TASK TO CARRY OUT:
Wherever the string "icon" appears in a line, extract that line.

-----

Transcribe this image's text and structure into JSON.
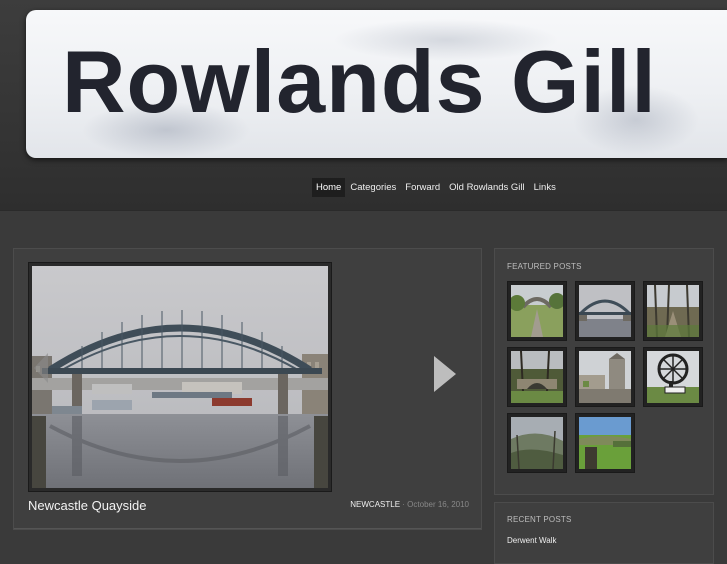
{
  "header": {
    "sign_text": "Rowlands Gill",
    "nav": [
      {
        "label": "Home",
        "active": true
      },
      {
        "label": "Categories"
      },
      {
        "label": "Forward"
      },
      {
        "label": "Old Rowlands Gill"
      },
      {
        "label": "Links"
      }
    ]
  },
  "slider": {
    "title": "Newcastle Quayside",
    "category": "NEWCASTLE",
    "date": " · October 16, 2010",
    "prev_icon": "chevron-left-icon",
    "next_icon": "chevron-right-icon"
  },
  "sidebar": {
    "featured_heading": "FEATURED POSTS",
    "recent_heading": "RECENT POSTS",
    "recent_posts": [
      "Derwent Walk"
    ]
  },
  "colors": {
    "background": "#3a3a3a",
    "panel": "#3f3f3f",
    "sign_text": "#22242e",
    "nav_active": "#1e1e1e"
  }
}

-----

CORRECT ANSWER:
    "prev_icon": "chevron-left-icon",
    "next_icon": "chevron-right-icon"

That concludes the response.